Document understanding data:
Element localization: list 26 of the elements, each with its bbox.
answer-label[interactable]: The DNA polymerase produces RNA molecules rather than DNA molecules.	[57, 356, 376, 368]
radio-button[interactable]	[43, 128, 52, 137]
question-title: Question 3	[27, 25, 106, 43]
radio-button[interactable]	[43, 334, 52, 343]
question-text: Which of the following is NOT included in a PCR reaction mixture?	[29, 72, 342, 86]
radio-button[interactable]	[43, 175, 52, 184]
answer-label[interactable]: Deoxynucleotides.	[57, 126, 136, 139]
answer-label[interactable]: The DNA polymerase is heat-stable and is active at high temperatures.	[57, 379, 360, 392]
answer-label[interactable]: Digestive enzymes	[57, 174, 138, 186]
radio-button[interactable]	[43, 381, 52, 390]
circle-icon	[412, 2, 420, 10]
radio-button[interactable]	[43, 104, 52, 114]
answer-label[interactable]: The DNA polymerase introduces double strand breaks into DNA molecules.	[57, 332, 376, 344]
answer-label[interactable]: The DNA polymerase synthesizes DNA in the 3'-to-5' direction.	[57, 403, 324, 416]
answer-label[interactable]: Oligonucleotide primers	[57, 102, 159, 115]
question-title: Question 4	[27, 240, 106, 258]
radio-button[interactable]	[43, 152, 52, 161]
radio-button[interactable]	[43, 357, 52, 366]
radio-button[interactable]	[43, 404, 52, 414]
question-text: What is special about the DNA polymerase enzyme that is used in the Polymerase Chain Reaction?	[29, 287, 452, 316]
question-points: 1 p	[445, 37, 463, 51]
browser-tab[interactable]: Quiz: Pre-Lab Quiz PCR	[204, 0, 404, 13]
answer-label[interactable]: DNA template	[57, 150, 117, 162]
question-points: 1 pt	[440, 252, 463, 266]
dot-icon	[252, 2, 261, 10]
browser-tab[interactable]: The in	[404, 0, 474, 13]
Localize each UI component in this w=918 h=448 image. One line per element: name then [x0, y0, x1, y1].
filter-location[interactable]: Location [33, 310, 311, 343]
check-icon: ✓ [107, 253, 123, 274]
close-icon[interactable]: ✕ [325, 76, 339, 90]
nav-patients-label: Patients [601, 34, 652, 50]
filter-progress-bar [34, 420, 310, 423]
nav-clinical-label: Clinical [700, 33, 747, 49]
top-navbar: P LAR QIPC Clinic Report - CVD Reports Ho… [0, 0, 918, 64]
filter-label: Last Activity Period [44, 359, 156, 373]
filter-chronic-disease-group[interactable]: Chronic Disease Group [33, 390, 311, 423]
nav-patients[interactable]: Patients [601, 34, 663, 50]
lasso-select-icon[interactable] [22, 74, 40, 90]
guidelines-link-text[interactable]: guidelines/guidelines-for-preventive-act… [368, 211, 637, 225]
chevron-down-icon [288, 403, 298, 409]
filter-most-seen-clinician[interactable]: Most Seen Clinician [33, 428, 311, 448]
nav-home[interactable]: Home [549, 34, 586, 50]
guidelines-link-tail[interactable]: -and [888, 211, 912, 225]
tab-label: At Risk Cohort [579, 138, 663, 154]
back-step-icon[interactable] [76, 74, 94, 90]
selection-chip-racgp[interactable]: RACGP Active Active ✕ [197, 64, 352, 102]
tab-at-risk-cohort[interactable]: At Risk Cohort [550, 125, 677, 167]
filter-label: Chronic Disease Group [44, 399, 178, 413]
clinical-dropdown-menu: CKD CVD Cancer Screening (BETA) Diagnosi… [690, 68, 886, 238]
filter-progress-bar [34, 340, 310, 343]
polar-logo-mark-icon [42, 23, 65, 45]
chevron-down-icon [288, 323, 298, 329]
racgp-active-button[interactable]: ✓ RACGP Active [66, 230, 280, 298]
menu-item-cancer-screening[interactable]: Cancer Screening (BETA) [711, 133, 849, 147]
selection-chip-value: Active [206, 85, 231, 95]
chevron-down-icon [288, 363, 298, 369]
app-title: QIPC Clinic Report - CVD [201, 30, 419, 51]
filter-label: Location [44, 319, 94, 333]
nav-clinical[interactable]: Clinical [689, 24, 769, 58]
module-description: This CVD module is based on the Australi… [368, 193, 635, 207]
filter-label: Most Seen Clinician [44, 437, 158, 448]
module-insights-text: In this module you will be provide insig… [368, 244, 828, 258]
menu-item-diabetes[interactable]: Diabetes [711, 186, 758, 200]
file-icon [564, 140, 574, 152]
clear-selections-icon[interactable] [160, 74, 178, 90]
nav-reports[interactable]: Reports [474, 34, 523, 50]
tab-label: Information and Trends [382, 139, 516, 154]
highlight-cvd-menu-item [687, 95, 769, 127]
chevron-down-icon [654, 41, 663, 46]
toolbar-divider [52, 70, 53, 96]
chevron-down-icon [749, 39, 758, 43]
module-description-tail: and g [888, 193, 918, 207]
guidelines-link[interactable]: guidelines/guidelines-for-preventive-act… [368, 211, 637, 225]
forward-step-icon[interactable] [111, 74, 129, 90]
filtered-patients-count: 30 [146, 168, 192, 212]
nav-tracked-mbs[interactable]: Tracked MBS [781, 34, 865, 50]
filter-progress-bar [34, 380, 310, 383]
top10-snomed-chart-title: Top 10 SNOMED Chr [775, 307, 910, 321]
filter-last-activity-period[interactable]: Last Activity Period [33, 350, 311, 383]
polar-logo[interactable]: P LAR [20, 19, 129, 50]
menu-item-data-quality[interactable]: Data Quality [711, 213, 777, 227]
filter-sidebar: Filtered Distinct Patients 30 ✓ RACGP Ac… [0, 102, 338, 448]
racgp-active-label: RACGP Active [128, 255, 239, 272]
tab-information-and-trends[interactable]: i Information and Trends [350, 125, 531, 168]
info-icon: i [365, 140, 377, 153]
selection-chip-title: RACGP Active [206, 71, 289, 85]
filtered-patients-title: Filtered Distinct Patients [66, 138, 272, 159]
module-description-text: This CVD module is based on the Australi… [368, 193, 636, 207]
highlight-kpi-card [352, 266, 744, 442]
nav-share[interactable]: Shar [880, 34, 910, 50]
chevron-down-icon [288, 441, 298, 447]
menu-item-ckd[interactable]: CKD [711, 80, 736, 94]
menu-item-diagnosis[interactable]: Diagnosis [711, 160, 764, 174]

▶ **WORK ITEM**: Would you please reproduce all of the lines above exactly?

▶ **TASK ANSWER**:
Element localization: list 26 of the elements, each with its bbox.
answer-label[interactable]: The DNA polymerase produces RNA molecules rather than DNA molecules.	[57, 356, 376, 368]
radio-button[interactable]	[43, 128, 52, 137]
question-title: Question 3	[27, 25, 106, 43]
radio-button[interactable]	[43, 334, 52, 343]
question-text: Which of the following is NOT included in a PCR reaction mixture?	[29, 72, 342, 86]
radio-button[interactable]	[43, 175, 52, 184]
answer-label[interactable]: Deoxynucleotides.	[57, 126, 136, 139]
answer-label[interactable]: The DNA polymerase is heat-stable and is active at high temperatures.	[57, 379, 360, 392]
answer-label[interactable]: Digestive enzymes	[57, 174, 138, 186]
radio-button[interactable]	[43, 381, 52, 390]
circle-icon	[412, 2, 420, 10]
radio-button[interactable]	[43, 104, 52, 114]
answer-label[interactable]: The DNA polymerase introduces double strand breaks into DNA molecules.	[57, 332, 376, 344]
answer-label[interactable]: The DNA polymerase synthesizes DNA in the 3'-to-5' direction.	[57, 403, 324, 416]
answer-label[interactable]: Oligonucleotide primers	[57, 102, 159, 115]
question-title: Question 4	[27, 240, 106, 258]
radio-button[interactable]	[43, 152, 52, 161]
radio-button[interactable]	[43, 357, 52, 366]
radio-button[interactable]	[43, 404, 52, 414]
question-text: What is special about the DNA polymerase enzyme that is used in the Polymerase Chain Reaction?	[29, 287, 452, 316]
question-points: 1 p	[445, 37, 463, 51]
browser-tab[interactable]: Quiz: Pre-Lab Quiz PCR	[204, 0, 404, 13]
answer-label[interactable]: DNA template	[57, 150, 117, 162]
question-points: 1 pt	[440, 252, 463, 266]
dot-icon	[252, 2, 261, 10]
browser-tab[interactable]: The in	[404, 0, 474, 13]
Localize each UI component in this w=918 h=448 image. One line per element: name then [x0, y0, x1, y1].
filter-location[interactable]: Location [33, 310, 311, 343]
check-icon: ✓ [107, 253, 123, 274]
close-icon[interactable]: ✕ [325, 76, 339, 90]
nav-patients-label: Patients [601, 34, 652, 50]
filter-progress-bar [34, 420, 310, 423]
nav-clinical-label: Clinical [700, 33, 747, 49]
top-navbar: P LAR QIPC Clinic Report - CVD Reports Ho… [0, 0, 918, 64]
filter-label: Last Activity Period [44, 359, 156, 373]
filter-chronic-disease-group[interactable]: Chronic Disease Group [33, 390, 311, 423]
nav-patients[interactable]: Patients [601, 34, 663, 50]
lasso-select-icon[interactable] [22, 74, 40, 90]
guidelines-link-text[interactable]: guidelines/guidelines-for-preventive-act… [368, 211, 637, 225]
chevron-down-icon [288, 403, 298, 409]
filter-most-seen-clinician[interactable]: Most Seen Clinician [33, 428, 311, 448]
nav-home[interactable]: Home [549, 34, 586, 50]
guidelines-link-tail[interactable]: -and [888, 211, 912, 225]
tab-label: At Risk Cohort [579, 138, 663, 154]
back-step-icon[interactable] [76, 74, 94, 90]
selection-chip-racgp[interactable]: RACGP Active Active ✕ [197, 64, 352, 102]
tab-at-risk-cohort[interactable]: At Risk Cohort [550, 125, 677, 167]
filter-label: Chronic Disease Group [44, 399, 178, 413]
clinical-dropdown-menu: CKD CVD Cancer Screening (BETA) Diagnosi… [690, 68, 886, 238]
filter-progress-bar [34, 340, 310, 343]
polar-logo-mark-icon [42, 23, 65, 45]
chevron-down-icon [288, 323, 298, 329]
racgp-active-button[interactable]: ✓ RACGP Active [66, 230, 280, 298]
menu-item-cancer-screening[interactable]: Cancer Screening (BETA) [711, 133, 849, 147]
selection-chip-value: Active [206, 85, 231, 95]
chevron-down-icon [288, 363, 298, 369]
app-title: QIPC Clinic Report - CVD [201, 30, 419, 51]
filter-label: Location [44, 319, 94, 333]
nav-clinical[interactable]: Clinical [689, 24, 769, 58]
module-description: This CVD module is based on the Australi… [368, 193, 635, 207]
filter-label: Most Seen Clinician [44, 437, 158, 448]
module-insights-text: In this module you will be provide insig… [368, 244, 828, 258]
menu-item-diabetes[interactable]: Diabetes [711, 186, 758, 200]
file-icon [564, 140, 574, 152]
clear-selections-icon[interactable] [160, 74, 178, 90]
nav-reports[interactable]: Reports [474, 34, 523, 50]
tab-label: Information and Trends [382, 139, 516, 154]
highlight-cvd-menu-item [687, 95, 769, 127]
chevron-down-icon [654, 41, 663, 46]
toolbar-divider [52, 70, 53, 96]
chevron-down-icon [749, 39, 758, 43]
module-description-tail: and g [888, 193, 918, 207]
guidelines-link[interactable]: guidelines/guidelines-for-preventive-act… [368, 211, 637, 225]
forward-step-icon[interactable] [111, 74, 129, 90]
filtered-patients-count: 30 [146, 168, 192, 212]
nav-tracked-mbs[interactable]: Tracked MBS [781, 34, 865, 50]
filter-progress-bar [34, 380, 310, 383]
top10-snomed-chart-title: Top 10 SNOMED Chr [775, 307, 910, 321]
filter-last-activity-period[interactable]: Last Activity Period [33, 350, 311, 383]
polar-logo[interactable]: P LAR [20, 19, 129, 50]
menu-item-data-quality[interactable]: Data Quality [711, 213, 777, 227]
filter-sidebar: Filtered Distinct Patients 30 ✓ RACGP Ac… [0, 102, 338, 448]
racgp-active-label: RACGP Active [128, 255, 239, 272]
tab-information-and-trends[interactable]: i Information and Trends [350, 125, 531, 168]
info-icon: i [365, 140, 377, 153]
selection-chip-title: RACGP Active [206, 71, 289, 85]
filtered-patients-title: Filtered Distinct Patients [66, 138, 272, 159]
module-description-text: This CVD module is based on the Australi… [368, 193, 636, 207]
highlight-kpi-card [352, 266, 744, 442]
nav-share[interactable]: Shar [880, 34, 910, 50]
chevron-down-icon [288, 441, 298, 447]
menu-item-ckd[interactable]: CKD [711, 80, 736, 94]
menu-item-diagnosis[interactable]: Diagnosis [711, 160, 764, 174]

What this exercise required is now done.